* **The request**:
Calculate how many lines in the following records hold the word "Equities", and report that number without comment.

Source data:

* Start *

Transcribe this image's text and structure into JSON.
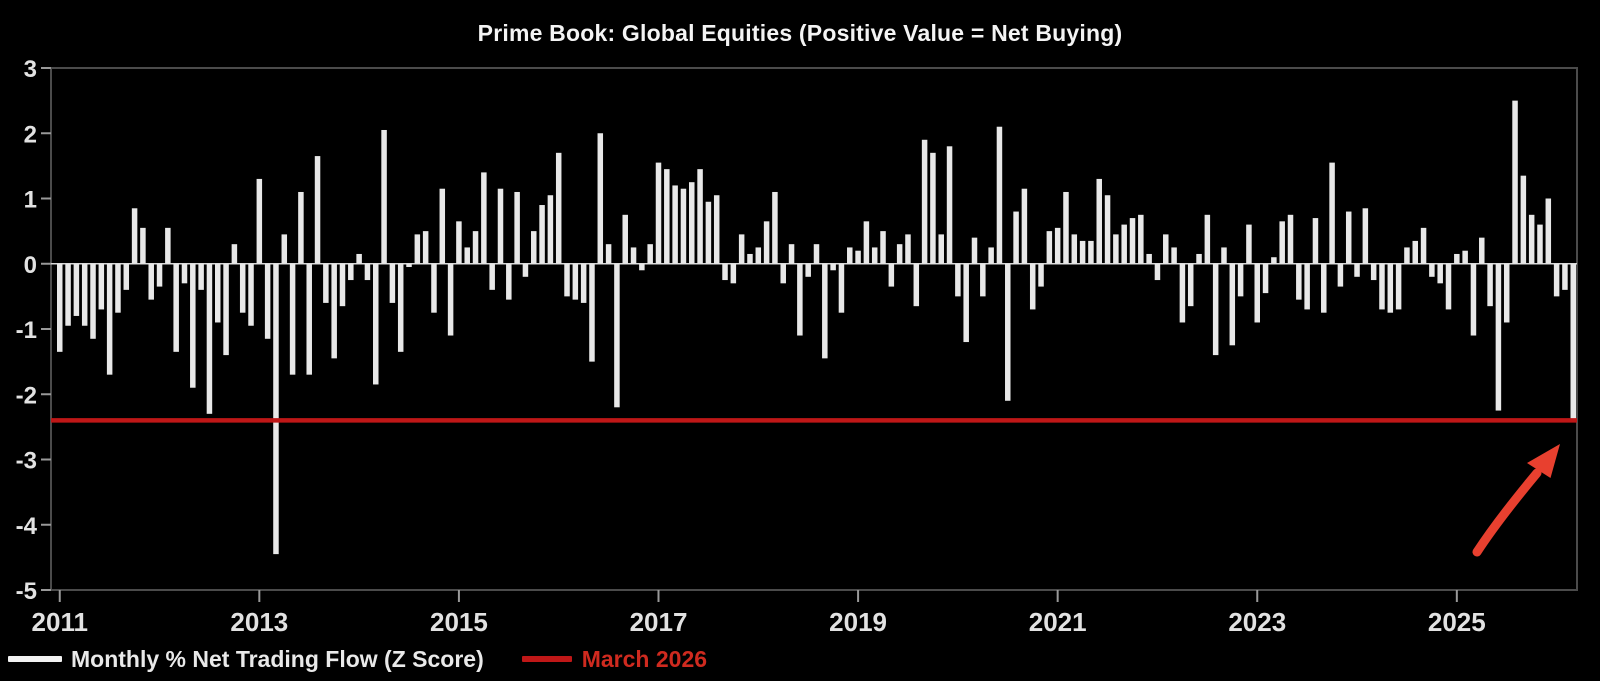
{
  "title": "Prime Book: Global Equities (Positive Value = Net Buying)",
  "legend": {
    "series_label": "Monthly % Net Trading Flow (Z Score)",
    "reference_label": "March 2026"
  },
  "colors": {
    "background": "#000000",
    "bar": "#e8e8e8",
    "zero_line": "#d8d8d8",
    "reference_line": "#bf1717",
    "arrow": "#e8402f",
    "axis_border": "#4b4b4b",
    "tick": "#999999",
    "tick_label": "#e2e2e2"
  },
  "chart_data": {
    "type": "bar",
    "title": "Prime Book: Global Equities (Positive Value = Net Buying)",
    "xlabel": "",
    "ylabel": "",
    "ylim": [
      -5,
      3
    ],
    "y_ticks": [
      3,
      2,
      1,
      0,
      -1,
      -2,
      -3,
      -4,
      -5
    ],
    "x_tick_years": [
      2011,
      2013,
      2015,
      2017,
      2019,
      2021,
      2023,
      2025
    ],
    "grid": false,
    "legend_position": "bottom-left",
    "frequency": "monthly",
    "start_month": "2011-01",
    "end_month": "2026-03",
    "reference_line": {
      "label": "March 2026",
      "value": -2.4
    },
    "annotation": {
      "type": "arrow",
      "meaning": "points to final bar touching the March 2026 reference line"
    },
    "series": [
      {
        "name": "Monthly % Net Trading Flow (Z Score)",
        "values": [
          -1.35,
          -0.95,
          -0.8,
          -0.95,
          -1.15,
          -0.7,
          -1.7,
          -0.75,
          -0.4,
          0.85,
          0.55,
          -0.55,
          -0.35,
          0.55,
          -1.35,
          -0.3,
          -1.9,
          -0.4,
          -2.3,
          -0.9,
          -1.4,
          0.3,
          -0.75,
          -0.95,
          1.3,
          -1.15,
          -4.45,
          0.45,
          -1.7,
          1.1,
          -1.7,
          1.65,
          -0.6,
          -1.45,
          -0.65,
          -0.25,
          0.15,
          -0.25,
          -1.85,
          2.05,
          -0.6,
          -1.35,
          -0.05,
          0.45,
          0.5,
          -0.75,
          1.15,
          -1.1,
          0.65,
          0.25,
          0.5,
          1.4,
          -0.4,
          1.15,
          -0.55,
          1.1,
          -0.2,
          0.5,
          0.9,
          1.05,
          1.7,
          -0.5,
          -0.55,
          -0.6,
          -1.5,
          2.0,
          0.3,
          -2.2,
          0.75,
          0.25,
          -0.1,
          0.3,
          1.55,
          1.45,
          1.2,
          1.15,
          1.25,
          1.45,
          0.95,
          1.05,
          -0.25,
          -0.3,
          0.45,
          0.15,
          0.25,
          0.65,
          1.1,
          -0.3,
          0.3,
          -1.1,
          -0.2,
          0.3,
          -1.45,
          -0.1,
          -0.75,
          0.25,
          0.2,
          0.65,
          0.25,
          0.5,
          -0.35,
          0.3,
          0.45,
          -0.65,
          1.9,
          1.7,
          0.45,
          1.8,
          -0.5,
          -1.2,
          0.4,
          -0.5,
          0.25,
          2.1,
          -2.1,
          0.8,
          1.15,
          -0.7,
          -0.35,
          0.5,
          0.55,
          1.1,
          0.45,
          0.35,
          0.35,
          1.3,
          1.05,
          0.45,
          0.6,
          0.7,
          0.75,
          0.15,
          -0.25,
          0.45,
          0.25,
          -0.9,
          -0.65,
          0.15,
          0.75,
          -1.4,
          0.25,
          -1.25,
          -0.5,
          0.6,
          -0.9,
          -0.45,
          0.1,
          0.65,
          0.75,
          -0.55,
          -0.7,
          0.7,
          -0.75,
          1.55,
          -0.35,
          0.8,
          -0.2,
          0.85,
          -0.25,
          -0.7,
          -0.75,
          -0.7,
          0.25,
          0.35,
          0.55,
          -0.2,
          -0.3,
          -0.7,
          0.15,
          0.2,
          -1.1,
          0.4,
          -0.65,
          -2.25,
          -0.9,
          2.5,
          1.35,
          0.75,
          0.6,
          1.0,
          -0.5,
          -0.4,
          -2.4
        ]
      }
    ]
  }
}
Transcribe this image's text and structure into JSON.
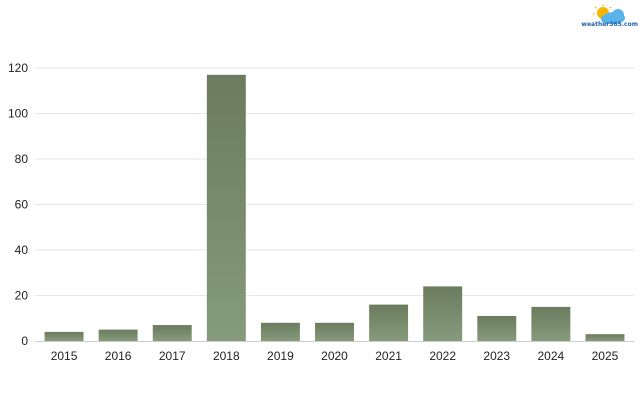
{
  "brand": {
    "logo_text": "weather365.com",
    "logo_colors": [
      "#f7b500",
      "#5ab4ea"
    ]
  },
  "chart_data": {
    "type": "bar",
    "title": "",
    "xlabel": "",
    "ylabel": "",
    "categories": [
      "2015",
      "2016",
      "2017",
      "2018",
      "2019",
      "2020",
      "2021",
      "2022",
      "2023",
      "2024",
      "2025"
    ],
    "values": [
      4,
      5,
      7,
      117,
      8,
      8,
      16,
      24,
      11,
      15,
      3
    ],
    "ylim": [
      0,
      120
    ],
    "yticks": [
      0,
      20,
      40,
      60,
      80,
      100,
      120
    ],
    "grid": true,
    "legend": "none",
    "bar_color_top": "#6b7c5e",
    "bar_color_bottom": "#869a7c"
  }
}
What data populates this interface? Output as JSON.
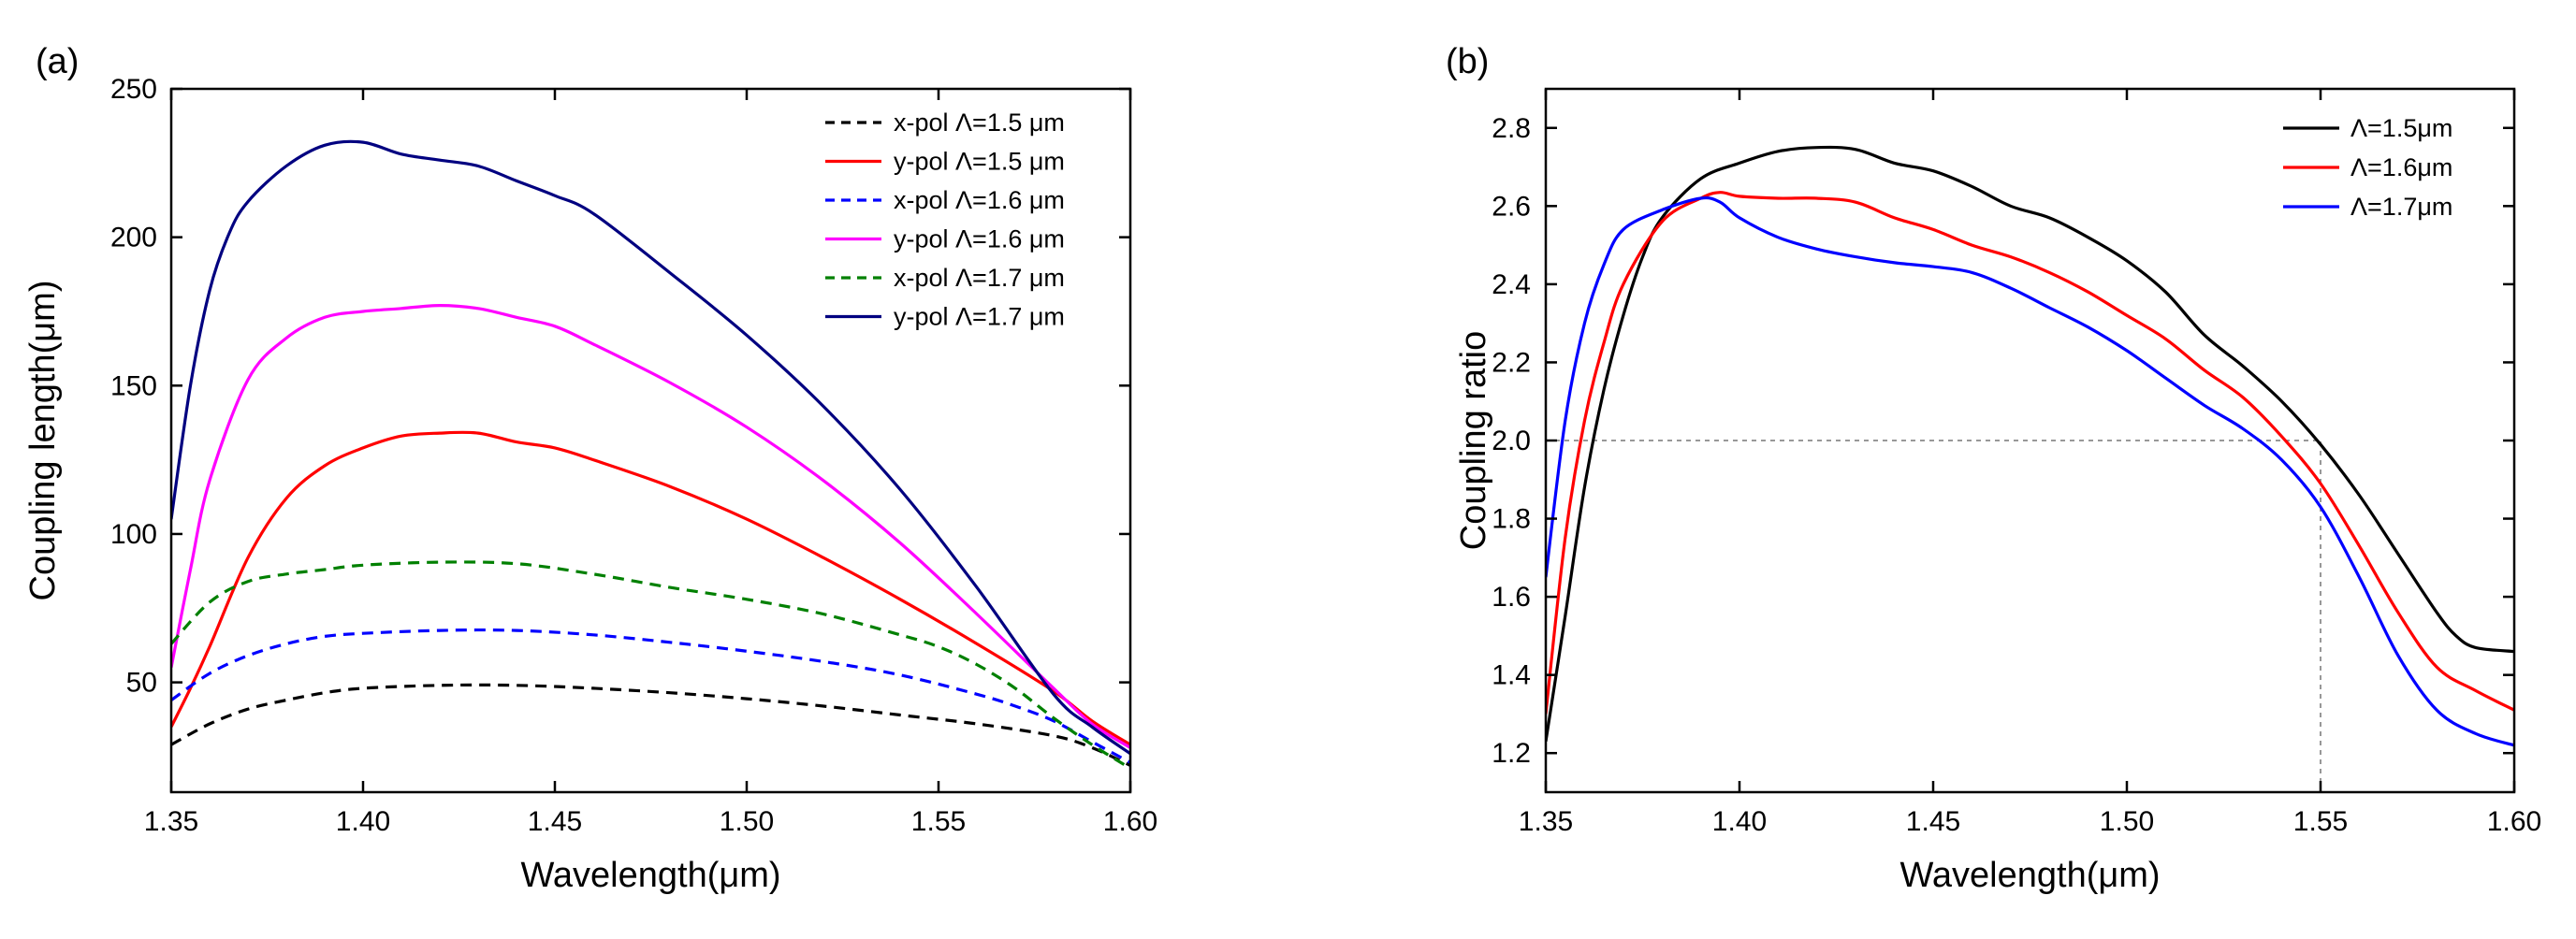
{
  "chart_data": [
    {
      "type": "line",
      "panel_label": "(a)",
      "xlabel": "Wavelength(μm)",
      "ylabel": "Coupling length(μm)",
      "xlim": [
        1.35,
        1.6
      ],
      "ylim": [
        13,
        250
      ],
      "xticks": [
        1.35,
        1.4,
        1.45,
        1.5,
        1.55,
        1.6
      ],
      "xtick_labels": [
        "1.35",
        "1.40",
        "1.45",
        "1.50",
        "1.55",
        "1.60"
      ],
      "yticks": [
        50,
        100,
        150,
        200,
        250
      ],
      "ytick_labels": [
        "50",
        "100",
        "150",
        "200",
        "250"
      ],
      "legend_position": "top-right",
      "grid": false,
      "series": [
        {
          "name": "x-pol Λ=1.5 μm",
          "color": "#000000",
          "style": "dashed",
          "x": [
            1.35,
            1.36,
            1.37,
            1.38,
            1.39,
            1.4,
            1.42,
            1.44,
            1.46,
            1.48,
            1.5,
            1.52,
            1.54,
            1.56,
            1.58,
            1.59,
            1.6
          ],
          "y": [
            29,
            36,
            41,
            44,
            46.5,
            48,
            49,
            49,
            48,
            46.5,
            44.5,
            42,
            39,
            36,
            32,
            28,
            22
          ]
        },
        {
          "name": "y-pol Λ=1.5 μm",
          "color": "#ff0000",
          "style": "solid",
          "x": [
            1.35,
            1.355,
            1.36,
            1.37,
            1.38,
            1.39,
            1.4,
            1.41,
            1.42,
            1.43,
            1.44,
            1.45,
            1.46,
            1.48,
            1.5,
            1.52,
            1.54,
            1.56,
            1.58,
            1.59,
            1.6
          ],
          "y": [
            35,
            48,
            62,
            92,
            112,
            123,
            129,
            133,
            134,
            134,
            131,
            129,
            125,
            116,
            105,
            92,
            78,
            63,
            47,
            37,
            29
          ]
        },
        {
          "name": "x-pol Λ=1.6 μm",
          "color": "#0000ff",
          "style": "dashed",
          "x": [
            1.35,
            1.36,
            1.37,
            1.38,
            1.39,
            1.4,
            1.42,
            1.44,
            1.46,
            1.48,
            1.5,
            1.52,
            1.54,
            1.56,
            1.57,
            1.58,
            1.59,
            1.6
          ],
          "y": [
            44,
            53,
            59,
            63,
            65.5,
            66.5,
            67.5,
            67.5,
            66,
            63.5,
            60.5,
            57,
            52.5,
            46,
            42,
            37,
            30,
            23
          ]
        },
        {
          "name": "y-pol Λ=1.6 μm",
          "color": "#ff00ff",
          "style": "solid",
          "x": [
            1.35,
            1.355,
            1.36,
            1.37,
            1.38,
            1.39,
            1.4,
            1.41,
            1.42,
            1.43,
            1.44,
            1.45,
            1.46,
            1.48,
            1.5,
            1.52,
            1.54,
            1.56,
            1.58,
            1.59,
            1.6
          ],
          "y": [
            55,
            88,
            118,
            152,
            166,
            173,
            175,
            176,
            177,
            176,
            173,
            170,
            164,
            151,
            136,
            118,
            97,
            73,
            48,
            36,
            28
          ]
        },
        {
          "name": "x-pol Λ=1.7 μm",
          "color": "#008000",
          "style": "dashed",
          "x": [
            1.35,
            1.36,
            1.37,
            1.38,
            1.39,
            1.4,
            1.42,
            1.44,
            1.46,
            1.48,
            1.5,
            1.52,
            1.54,
            1.55,
            1.56,
            1.57,
            1.58,
            1.59,
            1.6
          ],
          "y": [
            63,
            77,
            84,
            86.5,
            88,
            89.5,
            90.5,
            90,
            86.5,
            82,
            78,
            73,
            66,
            62,
            56,
            48,
            38,
            29,
            21
          ]
        },
        {
          "name": "y-pol Λ=1.7 μm",
          "color": "#000080",
          "style": "solid",
          "x": [
            1.35,
            1.355,
            1.36,
            1.365,
            1.37,
            1.38,
            1.39,
            1.4,
            1.41,
            1.42,
            1.43,
            1.44,
            1.45,
            1.46,
            1.48,
            1.5,
            1.52,
            1.54,
            1.56,
            1.58,
            1.59,
            1.6
          ],
          "y": [
            105,
            150,
            182,
            201,
            212,
            224,
            231,
            232,
            228,
            226,
            224,
            219,
            214,
            208,
            188,
            167,
            143,
            115,
            82,
            46,
            35,
            26
          ]
        }
      ]
    },
    {
      "type": "line",
      "panel_label": "(b)",
      "xlabel": "Wavelength(μm)",
      "ylabel": "Coupling ratio",
      "xlim": [
        1.35,
        1.6
      ],
      "ylim": [
        1.1,
        2.9
      ],
      "xticks": [
        1.35,
        1.4,
        1.45,
        1.5,
        1.55,
        1.6
      ],
      "xtick_labels": [
        "1.35",
        "1.40",
        "1.45",
        "1.50",
        "1.55",
        "1.60"
      ],
      "yticks": [
        1.2,
        1.4,
        1.6,
        1.8,
        2.0,
        2.2,
        2.4,
        2.6,
        2.8
      ],
      "ytick_labels": [
        "1.2",
        "1.4",
        "1.6",
        "1.8",
        "2.0",
        "2.2",
        "2.4",
        "2.6",
        "2.8"
      ],
      "legend_position": "top-right",
      "grid": false,
      "reference_lines": [
        {
          "axis": "y",
          "value": 2.0,
          "x_from": 1.35,
          "x_to": 1.55
        },
        {
          "axis": "x",
          "value": 1.55,
          "y_from": 1.1,
          "y_to": 2.0
        }
      ],
      "series": [
        {
          "name": "Λ=1.5μm",
          "color": "#000000",
          "style": "solid",
          "x": [
            1.35,
            1.355,
            1.36,
            1.365,
            1.37,
            1.375,
            1.38,
            1.39,
            1.4,
            1.41,
            1.42,
            1.43,
            1.44,
            1.45,
            1.46,
            1.47,
            1.48,
            1.49,
            1.5,
            1.51,
            1.52,
            1.53,
            1.54,
            1.55,
            1.56,
            1.57,
            1.58,
            1.585,
            1.59,
            1.6
          ],
          "y": [
            1.23,
            1.55,
            1.88,
            2.13,
            2.32,
            2.47,
            2.57,
            2.67,
            2.71,
            2.74,
            2.75,
            2.745,
            2.71,
            2.69,
            2.65,
            2.6,
            2.57,
            2.52,
            2.46,
            2.38,
            2.27,
            2.19,
            2.1,
            1.99,
            1.86,
            1.71,
            1.56,
            1.5,
            1.47,
            1.46
          ]
        },
        {
          "name": "Λ=1.6μm",
          "color": "#ff0000",
          "style": "solid",
          "x": [
            1.35,
            1.355,
            1.36,
            1.365,
            1.37,
            1.38,
            1.39,
            1.395,
            1.4,
            1.41,
            1.42,
            1.43,
            1.44,
            1.45,
            1.46,
            1.47,
            1.48,
            1.49,
            1.5,
            1.51,
            1.52,
            1.53,
            1.54,
            1.55,
            1.56,
            1.57,
            1.58,
            1.59,
            1.6
          ],
          "y": [
            1.3,
            1.75,
            2.05,
            2.25,
            2.4,
            2.56,
            2.62,
            2.635,
            2.625,
            2.62,
            2.62,
            2.61,
            2.57,
            2.54,
            2.5,
            2.47,
            2.43,
            2.38,
            2.32,
            2.26,
            2.18,
            2.11,
            2.01,
            1.89,
            1.73,
            1.56,
            1.42,
            1.36,
            1.31
          ]
        },
        {
          "name": "Λ=1.7μm",
          "color": "#0000ff",
          "style": "solid",
          "x": [
            1.35,
            1.355,
            1.36,
            1.365,
            1.37,
            1.38,
            1.39,
            1.395,
            1.4,
            1.41,
            1.42,
            1.43,
            1.44,
            1.45,
            1.46,
            1.47,
            1.48,
            1.49,
            1.5,
            1.51,
            1.52,
            1.53,
            1.54,
            1.55,
            1.56,
            1.57,
            1.58,
            1.59,
            1.6
          ],
          "y": [
            1.65,
            2.05,
            2.3,
            2.45,
            2.54,
            2.59,
            2.62,
            2.61,
            2.57,
            2.52,
            2.49,
            2.47,
            2.455,
            2.445,
            2.43,
            2.39,
            2.34,
            2.29,
            2.23,
            2.16,
            2.09,
            2.03,
            1.95,
            1.83,
            1.65,
            1.45,
            1.31,
            1.25,
            1.22
          ]
        }
      ]
    }
  ]
}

* End *

* **Result for this exercise**:
2